Stated problem:
Write out every record in full, exactly as written, please.

Items listed in a dataset:
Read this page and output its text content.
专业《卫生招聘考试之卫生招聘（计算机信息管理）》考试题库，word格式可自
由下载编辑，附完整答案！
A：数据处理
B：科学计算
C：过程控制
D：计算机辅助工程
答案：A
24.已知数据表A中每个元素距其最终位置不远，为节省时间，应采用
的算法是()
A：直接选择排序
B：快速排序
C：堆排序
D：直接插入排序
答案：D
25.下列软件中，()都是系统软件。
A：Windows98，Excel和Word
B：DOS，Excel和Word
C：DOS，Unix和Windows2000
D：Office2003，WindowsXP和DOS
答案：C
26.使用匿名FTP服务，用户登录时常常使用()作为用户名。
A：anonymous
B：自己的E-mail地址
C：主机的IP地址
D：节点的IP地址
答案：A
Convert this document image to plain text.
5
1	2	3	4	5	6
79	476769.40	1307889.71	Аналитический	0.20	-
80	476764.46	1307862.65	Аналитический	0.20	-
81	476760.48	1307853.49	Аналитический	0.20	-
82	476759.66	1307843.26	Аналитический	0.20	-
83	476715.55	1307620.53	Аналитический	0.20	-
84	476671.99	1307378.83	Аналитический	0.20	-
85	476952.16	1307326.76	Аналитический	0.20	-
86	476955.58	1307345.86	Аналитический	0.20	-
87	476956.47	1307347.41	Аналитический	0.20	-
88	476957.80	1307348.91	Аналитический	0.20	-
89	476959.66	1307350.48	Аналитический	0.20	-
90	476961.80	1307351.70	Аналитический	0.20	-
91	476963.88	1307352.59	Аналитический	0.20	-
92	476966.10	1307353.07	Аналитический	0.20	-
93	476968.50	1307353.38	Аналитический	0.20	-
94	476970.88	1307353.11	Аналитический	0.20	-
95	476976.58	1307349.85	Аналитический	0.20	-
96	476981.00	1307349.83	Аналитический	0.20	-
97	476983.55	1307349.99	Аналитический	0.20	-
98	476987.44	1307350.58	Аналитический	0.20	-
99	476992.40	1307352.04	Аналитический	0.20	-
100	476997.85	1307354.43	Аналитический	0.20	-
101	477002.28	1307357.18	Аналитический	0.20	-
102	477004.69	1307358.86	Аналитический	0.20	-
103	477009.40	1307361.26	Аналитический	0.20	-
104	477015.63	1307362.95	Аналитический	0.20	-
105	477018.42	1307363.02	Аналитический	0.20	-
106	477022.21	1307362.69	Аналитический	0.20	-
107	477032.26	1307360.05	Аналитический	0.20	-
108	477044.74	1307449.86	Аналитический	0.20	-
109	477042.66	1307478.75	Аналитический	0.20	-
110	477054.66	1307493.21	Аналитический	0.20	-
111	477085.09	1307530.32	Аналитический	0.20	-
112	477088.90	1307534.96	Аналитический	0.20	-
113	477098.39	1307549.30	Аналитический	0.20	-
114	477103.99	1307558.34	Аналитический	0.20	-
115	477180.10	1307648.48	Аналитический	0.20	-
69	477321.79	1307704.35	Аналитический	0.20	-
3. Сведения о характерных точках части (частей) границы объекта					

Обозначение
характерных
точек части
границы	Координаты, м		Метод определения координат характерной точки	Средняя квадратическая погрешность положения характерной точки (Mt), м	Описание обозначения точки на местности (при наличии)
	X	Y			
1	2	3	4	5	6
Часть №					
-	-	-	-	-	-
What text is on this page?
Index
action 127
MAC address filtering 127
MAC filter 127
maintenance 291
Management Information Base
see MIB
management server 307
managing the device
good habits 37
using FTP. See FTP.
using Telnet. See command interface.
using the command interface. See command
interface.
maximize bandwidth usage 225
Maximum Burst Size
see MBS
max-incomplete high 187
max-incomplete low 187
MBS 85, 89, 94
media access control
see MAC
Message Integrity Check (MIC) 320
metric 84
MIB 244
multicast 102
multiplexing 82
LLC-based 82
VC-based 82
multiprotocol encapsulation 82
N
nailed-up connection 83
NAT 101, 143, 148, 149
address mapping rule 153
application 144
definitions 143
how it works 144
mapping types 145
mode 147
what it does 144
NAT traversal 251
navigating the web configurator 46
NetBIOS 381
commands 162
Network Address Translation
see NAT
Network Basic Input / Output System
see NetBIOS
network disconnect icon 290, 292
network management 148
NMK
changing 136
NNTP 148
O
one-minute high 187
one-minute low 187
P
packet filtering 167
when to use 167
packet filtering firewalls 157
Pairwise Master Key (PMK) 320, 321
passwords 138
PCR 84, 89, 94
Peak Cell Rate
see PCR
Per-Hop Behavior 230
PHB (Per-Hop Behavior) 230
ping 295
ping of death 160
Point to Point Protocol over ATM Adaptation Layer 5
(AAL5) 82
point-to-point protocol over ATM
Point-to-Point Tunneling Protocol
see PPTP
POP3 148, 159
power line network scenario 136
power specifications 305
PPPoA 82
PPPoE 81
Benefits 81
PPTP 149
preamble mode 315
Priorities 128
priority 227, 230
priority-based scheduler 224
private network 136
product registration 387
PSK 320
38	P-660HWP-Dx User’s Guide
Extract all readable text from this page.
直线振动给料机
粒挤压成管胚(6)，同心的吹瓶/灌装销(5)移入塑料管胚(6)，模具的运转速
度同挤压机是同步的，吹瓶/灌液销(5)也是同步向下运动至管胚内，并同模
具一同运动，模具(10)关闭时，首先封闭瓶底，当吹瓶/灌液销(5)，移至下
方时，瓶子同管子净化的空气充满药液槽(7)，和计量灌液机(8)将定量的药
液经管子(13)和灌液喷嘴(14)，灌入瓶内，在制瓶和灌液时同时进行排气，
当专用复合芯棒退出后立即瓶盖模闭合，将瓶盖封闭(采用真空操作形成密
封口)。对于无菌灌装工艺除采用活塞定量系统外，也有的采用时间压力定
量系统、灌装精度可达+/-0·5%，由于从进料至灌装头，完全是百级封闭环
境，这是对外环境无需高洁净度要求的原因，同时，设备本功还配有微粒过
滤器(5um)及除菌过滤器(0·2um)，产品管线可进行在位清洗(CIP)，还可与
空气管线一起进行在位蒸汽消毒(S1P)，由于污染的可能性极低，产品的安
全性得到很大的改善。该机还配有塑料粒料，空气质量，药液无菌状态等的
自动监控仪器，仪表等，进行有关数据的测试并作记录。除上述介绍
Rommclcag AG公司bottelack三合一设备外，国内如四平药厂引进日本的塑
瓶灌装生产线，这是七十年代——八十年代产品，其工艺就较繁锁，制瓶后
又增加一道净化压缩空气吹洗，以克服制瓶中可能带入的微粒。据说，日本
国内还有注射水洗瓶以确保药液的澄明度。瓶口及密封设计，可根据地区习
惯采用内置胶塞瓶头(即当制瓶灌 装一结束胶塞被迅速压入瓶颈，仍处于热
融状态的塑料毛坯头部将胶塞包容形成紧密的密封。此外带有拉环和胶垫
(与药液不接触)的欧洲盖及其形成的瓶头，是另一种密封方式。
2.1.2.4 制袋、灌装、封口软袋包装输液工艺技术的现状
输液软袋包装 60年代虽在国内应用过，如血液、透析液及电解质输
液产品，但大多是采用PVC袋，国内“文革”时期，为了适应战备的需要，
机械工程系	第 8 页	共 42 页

Result:
Read this page and output its text content.
专业《卫生招聘考试之卫生招聘（计算机信息管理）》考试题库，word格式可自
由下载编辑，附完整答案！
A：数据处理
B：科学计算
C：过程控制
D：计算机辅助工程
答案：A
24.已知数据表A中每个元素距其最终位置不远，为节省时间，应采用
的算法是()
A：直接选择排序
B：快速排序
C：堆排序
D：直接插入排序
答案：D
25.下列软件中，()都是系统软件。
A：Windows98，Excel和Word
B：DOS，Excel和Word
C：DOS，Unix和Windows2000
D：Office2003，WindowsXP和DOS
答案：C
26.使用匿名FTP服务，用户登录时常常使用()作为用户名。
A：anonymous
B：自己的E-mail地址
C：主机的IP地址
D：节点的IP地址
答案：A
Convert this document image to plain text.
5
1	2	3	4	5	6
79	476769.40	1307889.71	Аналитический	0.20	-
80	476764.46	1307862.65	Аналитический	0.20	-
81	476760.48	1307853.49	Аналитический	0.20	-
82	476759.66	1307843.26	Аналитический	0.20	-
83	476715.55	1307620.53	Аналитический	0.20	-
84	476671.99	1307378.83	Аналитический	0.20	-
85	476952.16	1307326.76	Аналитический	0.20	-
86	476955.58	1307345.86	Аналитический	0.20	-
87	476956.47	1307347.41	Аналитический	0.20	-
88	476957.80	1307348.91	Аналитический	0.20	-
89	476959.66	1307350.48	Аналитический	0.20	-
90	476961.80	1307351.70	Аналитический	0.20	-
91	476963.88	1307352.59	Аналитический	0.20	-
92	476966.10	1307353.07	Аналитический	0.20	-
93	476968.50	1307353.38	Аналитический	0.20	-
94	476970.88	1307353.11	Аналитический	0.20	-
95	476976.58	1307349.85	Аналитический	0.20	-
96	476981.00	1307349.83	Аналитический	0.20	-
97	476983.55	1307349.99	Аналитический	0.20	-
98	476987.44	1307350.58	Аналитический	0.20	-
99	476992.40	1307352.04	Аналитический	0.20	-
100	476997.85	1307354.43	Аналитический	0.20	-
101	477002.28	1307357.18	Аналитический	0.20	-
102	477004.69	1307358.86	Аналитический	0.20	-
103	477009.40	1307361.26	Аналитический	0.20	-
104	477015.63	1307362.95	Аналитический	0.20	-
105	477018.42	1307363.02	Аналитический	0.20	-
106	477022.21	1307362.69	Аналитический	0.20	-
107	477032.26	1307360.05	Аналитический	0.20	-
108	477044.74	1307449.86	Аналитический	0.20	-
109	477042.66	1307478.75	Аналитический	0.20	-
110	477054.66	1307493.21	Аналитический	0.20	-
111	477085.09	1307530.32	Аналитический	0.20	-
112	477088.90	1307534.96	Аналитический	0.20	-
113	477098.39	1307549.30	Аналитический	0.20	-
114	477103.99	1307558.34	Аналитический	0.20	-
115	477180.10	1307648.48	Аналитический	0.20	-
69	477321.79	1307704.35	Аналитический	0.20	-
3. Сведения о характерных точках части (частей) границы объекта					

Обозначение
характерных
точек части
границы	Координаты, м		Метод определения координат характерной точки	Средняя квадратическая погрешность положения характерной точки (Mt), м	Описание обозначения точки на местности (при наличии)
	X	Y			
1	2	3	4	5	6
Часть №					
-	-	-	-	-	-
What text is on this page?
Index
action 127
MAC address filtering 127
MAC filter 127
maintenance 291
Management Information Base
see MIB
management server 307
managing the device
good habits 37
using FTP. See FTP.
using Telnet. See command interface.
using the command interface. See command
interface.
maximize bandwidth usage 225
Maximum Burst Size
see MBS
max-incomplete high 187
max-incomplete low 187
MBS 85, 89, 94
media access control
see MAC
Message Integrity Check (MIC) 320
metric 84
MIB 244
multicast 102
multiplexing 82
LLC-based 82
VC-based 82
multiprotocol encapsulation 82
N
nailed-up connection 83
NAT 101, 143, 148, 149
address mapping rule 153
application 144
definitions 143
how it works 144
mapping types 145
mode 147
what it does 144
NAT traversal 251
navigating the web configurator 46
NetBIOS 381
commands 162
Network Address Translation
see NAT
Network Basic Input / Output System
see NetBIOS
network disconnect icon 290, 292
network management 148
NMK
changing 136
NNTP 148
O
one-minute high 187
one-minute low 187
P
packet filtering 167
when to use 167
packet filtering firewalls 157
Pairwise Master Key (PMK) 320, 321
passwords 138
PCR 84, 89, 94
Peak Cell Rate
see PCR
Per-Hop Behavior 230
PHB (Per-Hop Behavior) 230
ping 295
ping of death 160
Point to Point Protocol over ATM Adaptation Layer 5
(AAL5) 82
point-to-point protocol over ATM
Point-to-Point Tunneling Protocol
see PPTP
POP3 148, 159
power line network scenario 136
power specifications 305
PPPoA 82
PPPoE 81
Benefits 81
PPTP 149
preamble mode 315
Priorities 128
priority 227, 230
priority-based scheduler 224
private network 136
product registration 387
PSK 320
38	P-660HWP-Dx User’s Guide
Extract all readable text from this page.
直线振动给料机
粒挤压成管胚(6)，同心的吹瓶/灌装销(5)移入塑料管胚(6)，模具的运转速
度同挤压机是同步的，吹瓶/灌液销(5)也是同步向下运动至管胚内，并同模
具一同运动，模具(10)关闭时，首先封闭瓶底，当吹瓶/灌液销(5)，移至下
方时，瓶子同管子净化的空气充满药液槽(7)，和计量灌液机(8)将定量的药
液经管子(13)和灌液喷嘴(14)，灌入瓶内，在制瓶和灌液时同时进行排气，
当专用复合芯棒退出后立即瓶盖模闭合，将瓶盖封闭(采用真空操作形成密
封口)。对于无菌灌装工艺除采用活塞定量系统外，也有的采用时间压力定
量系统、灌装精度可达+/-0·5%，由于从进料至灌装头，完全是百级封闭环
境，这是对外环境无需高洁净度要求的原因，同时，设备本功还配有微粒过
滤器(5um)及除菌过滤器(0·2um)，产品管线可进行在位清洗(CIP)，还可与
空气管线一起进行在位蒸汽消毒(S1P)，由于污染的可能性极低，产品的安
全性得到很大的改善。该机还配有塑料粒料，空气质量，药液无菌状态等的
自动监控仪器，仪表等，进行有关数据的测试并作记录。除上述介绍
Rommclcag AG公司bottelack三合一设备外，国内如四平药厂引进日本的塑
瓶灌装生产线，这是七十年代——八十年代产品，其工艺就较繁锁，制瓶后
又增加一道净化压缩空气吹洗，以克服制瓶中可能带入的微粒。据说，日本
国内还有注射水洗瓶以确保药液的澄明度。瓶口及密封设计，可根据地区习
惯采用内置胶塞瓶头(即当制瓶灌 装一结束胶塞被迅速压入瓶颈，仍处于热
融状态的塑料毛坯头部将胶塞包容形成紧密的密封。此外带有拉环和胶垫
(与药液不接触)的欧洲盖及其形成的瓶头，是另一种密封方式。
2.1.2.4 制袋、灌装、封口软袋包装输液工艺技术的现状
输液软袋包装 60年代虽在国内应用过，如血液、透析液及电解质输
液产品，但大多是采用PVC袋，国内“文革”时期，为了适应战备的需要，
机械工程系	第 8 页	共 42 页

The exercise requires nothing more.